§ TASK:
The entries below should be output exactly as written.

§ DATA PROVIDED:
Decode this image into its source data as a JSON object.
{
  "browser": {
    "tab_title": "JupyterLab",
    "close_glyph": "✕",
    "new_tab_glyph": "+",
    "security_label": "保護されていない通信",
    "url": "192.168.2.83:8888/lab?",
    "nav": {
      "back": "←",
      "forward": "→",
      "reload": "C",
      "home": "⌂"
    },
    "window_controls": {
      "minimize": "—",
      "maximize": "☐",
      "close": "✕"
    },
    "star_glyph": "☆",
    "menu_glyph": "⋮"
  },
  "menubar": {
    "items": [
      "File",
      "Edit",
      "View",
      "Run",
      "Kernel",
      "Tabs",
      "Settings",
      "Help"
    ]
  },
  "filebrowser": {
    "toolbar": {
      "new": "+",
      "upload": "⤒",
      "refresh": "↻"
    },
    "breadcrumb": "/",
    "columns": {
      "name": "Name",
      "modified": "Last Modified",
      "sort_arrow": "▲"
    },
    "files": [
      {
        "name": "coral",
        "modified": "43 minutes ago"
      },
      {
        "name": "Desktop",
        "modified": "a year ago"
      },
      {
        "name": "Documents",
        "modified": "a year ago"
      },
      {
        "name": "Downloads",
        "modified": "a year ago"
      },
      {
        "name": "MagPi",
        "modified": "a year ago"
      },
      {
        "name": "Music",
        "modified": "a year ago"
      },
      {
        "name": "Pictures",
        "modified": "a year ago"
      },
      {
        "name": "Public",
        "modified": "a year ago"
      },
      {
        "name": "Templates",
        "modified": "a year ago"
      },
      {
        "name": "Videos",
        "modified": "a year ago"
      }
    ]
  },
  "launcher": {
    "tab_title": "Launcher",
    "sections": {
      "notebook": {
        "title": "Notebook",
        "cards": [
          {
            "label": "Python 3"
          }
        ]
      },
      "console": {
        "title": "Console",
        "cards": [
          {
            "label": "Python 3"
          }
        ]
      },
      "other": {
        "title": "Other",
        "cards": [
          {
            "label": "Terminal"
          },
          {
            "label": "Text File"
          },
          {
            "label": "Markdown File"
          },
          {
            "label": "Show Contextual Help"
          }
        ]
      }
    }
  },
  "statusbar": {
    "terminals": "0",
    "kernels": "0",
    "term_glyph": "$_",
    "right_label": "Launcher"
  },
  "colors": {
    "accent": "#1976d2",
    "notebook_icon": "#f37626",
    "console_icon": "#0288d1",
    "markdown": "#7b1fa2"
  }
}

§ REPLY:
Decode this image into its source data as a JSON object.
{
  "browser": {
    "tab_title": "JupyterLab",
    "close_glyph": "✕",
    "new_tab_glyph": "+",
    "security_label": "保護されていない通信",
    "url": "192.168.2.83:8888/lab?",
    "nav": {
      "back": "←",
      "forward": "→",
      "reload": "C",
      "home": "⌂"
    },
    "window_controls": {
      "minimize": "—",
      "maximize": "☐",
      "close": "✕"
    },
    "star_glyph": "☆",
    "menu_glyph": "⋮"
  },
  "menubar": {
    "items": [
      "File",
      "Edit",
      "View",
      "Run",
      "Kernel",
      "Tabs",
      "Settings",
      "Help"
    ]
  },
  "filebrowser": {
    "toolbar": {
      "new": "+",
      "upload": "⤒",
      "refresh": "↻"
    },
    "breadcrumb": "/",
    "columns": {
      "name": "Name",
      "modified": "Last Modified",
      "sort_arrow": "▲"
    },
    "files": [
      {
        "name": "coral",
        "modified": "43 minutes ago"
      },
      {
        "name": "Desktop",
        "modified": "a year ago"
      },
      {
        "name": "Documents",
        "modified": "a year ago"
      },
      {
        "name": "Downloads",
        "modified": "a year ago"
      },
      {
        "name": "MagPi",
        "modified": "a year ago"
      },
      {
        "name": "Music",
        "modified": "a year ago"
      },
      {
        "name": "Pictures",
        "modified": "a year ago"
      },
      {
        "name": "Public",
        "modified": "a year ago"
      },
      {
        "name": "Templates",
        "modified": "a year ago"
      },
      {
        "name": "Videos",
        "modified": "a year ago"
      }
    ]
  },
  "launcher": {
    "tab_title": "Launcher",
    "sections": {
      "notebook": {
        "title": "Notebook",
        "cards": [
          {
            "label": "Python 3"
          }
        ]
      },
      "console": {
        "title": "Console",
        "cards": [
          {
            "label": "Python 3"
          }
        ]
      },
      "other": {
        "title": "Other",
        "cards": [
          {
            "label": "Terminal"
          },
          {
            "label": "Text File"
          },
          {
            "label": "Markdown File"
          },
          {
            "label": "Show Contextual Help"
          }
        ]
      }
    }
  },
  "statusbar": {
    "terminals": "0",
    "kernels": "0",
    "term_glyph": "$_",
    "right_label": "Launcher"
  },
  "colors": {
    "accent": "#1976d2",
    "notebook_icon": "#f37626",
    "console_icon": "#0288d1",
    "markdown": "#7b1fa2"
  }
}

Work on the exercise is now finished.